REQUEST –
Extract the complete data exactly as given.

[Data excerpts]
━━━

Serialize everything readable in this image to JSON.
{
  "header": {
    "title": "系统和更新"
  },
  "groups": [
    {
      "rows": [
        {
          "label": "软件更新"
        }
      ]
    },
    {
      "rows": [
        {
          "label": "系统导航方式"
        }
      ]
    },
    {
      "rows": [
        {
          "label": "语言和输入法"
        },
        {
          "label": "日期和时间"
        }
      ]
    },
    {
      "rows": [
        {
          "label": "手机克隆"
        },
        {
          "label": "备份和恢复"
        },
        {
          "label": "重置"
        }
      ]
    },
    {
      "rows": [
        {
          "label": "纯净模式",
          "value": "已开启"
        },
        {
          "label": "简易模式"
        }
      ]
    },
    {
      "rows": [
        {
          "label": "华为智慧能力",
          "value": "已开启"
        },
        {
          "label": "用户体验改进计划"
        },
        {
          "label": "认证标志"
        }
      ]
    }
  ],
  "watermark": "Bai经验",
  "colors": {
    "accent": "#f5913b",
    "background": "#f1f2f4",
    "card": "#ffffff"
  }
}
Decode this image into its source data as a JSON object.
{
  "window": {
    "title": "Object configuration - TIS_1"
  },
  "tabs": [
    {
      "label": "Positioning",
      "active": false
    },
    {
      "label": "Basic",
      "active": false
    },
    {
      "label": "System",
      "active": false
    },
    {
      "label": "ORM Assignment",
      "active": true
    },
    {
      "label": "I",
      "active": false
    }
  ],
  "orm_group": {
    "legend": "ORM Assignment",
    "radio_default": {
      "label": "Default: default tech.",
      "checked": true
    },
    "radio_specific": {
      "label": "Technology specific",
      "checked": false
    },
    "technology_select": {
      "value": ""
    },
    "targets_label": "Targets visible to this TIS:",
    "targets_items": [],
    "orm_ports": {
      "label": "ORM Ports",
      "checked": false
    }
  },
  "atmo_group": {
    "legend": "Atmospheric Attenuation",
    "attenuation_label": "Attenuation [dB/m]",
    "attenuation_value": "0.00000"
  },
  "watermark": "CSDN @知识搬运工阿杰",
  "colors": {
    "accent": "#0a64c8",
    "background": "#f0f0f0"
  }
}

━━━

COMPLETED EXERCISE –
Serialize everything readable in this image to JSON.
{
  "header": {
    "title": "系统和更新"
  },
  "groups": [
    {
      "rows": [
        {
          "label": "软件更新"
        }
      ]
    },
    {
      "rows": [
        {
          "label": "系统导航方式"
        }
      ]
    },
    {
      "rows": [
        {
          "label": "语言和输入法"
        },
        {
          "label": "日期和时间"
        }
      ]
    },
    {
      "rows": [
        {
          "label": "手机克隆"
        },
        {
          "label": "备份和恢复"
        },
        {
          "label": "重置"
        }
      ]
    },
    {
      "rows": [
        {
          "label": "纯净模式",
          "value": "已开启"
        },
        {
          "label": "简易模式"
        }
      ]
    },
    {
      "rows": [
        {
          "label": "华为智慧能力",
          "value": "已开启"
        },
        {
          "label": "用户体验改进计划"
        },
        {
          "label": "认证标志"
        }
      ]
    }
  ],
  "watermark": "Bai经验",
  "colors": {
    "accent": "#f5913b",
    "background": "#f1f2f4",
    "card": "#ffffff"
  }
}
Decode this image into its source data as a JSON object.
{
  "window": {
    "title": "Object configuration - TIS_1"
  },
  "tabs": [
    {
      "label": "Positioning",
      "active": false
    },
    {
      "label": "Basic",
      "active": false
    },
    {
      "label": "System",
      "active": false
    },
    {
      "label": "ORM Assignment",
      "active": true
    },
    {
      "label": "I",
      "active": false
    }
  ],
  "orm_group": {
    "legend": "ORM Assignment",
    "radio_default": {
      "label": "Default: default tech.",
      "checked": true
    },
    "radio_specific": {
      "label": "Technology specific",
      "checked": false
    },
    "technology_select": {
      "value": ""
    },
    "targets_label": "Targets visible to this TIS:",
    "targets_items": [],
    "orm_ports": {
      "label": "ORM Ports",
      "checked": false
    }
  },
  "atmo_group": {
    "legend": "Atmospheric Attenuation",
    "attenuation_label": "Attenuation [dB/m]",
    "attenuation_value": "0.00000"
  },
  "watermark": "CSDN @知识搬运工阿杰",
  "colors": {
    "accent": "#0a64c8",
    "background": "#f0f0f0"
  }
}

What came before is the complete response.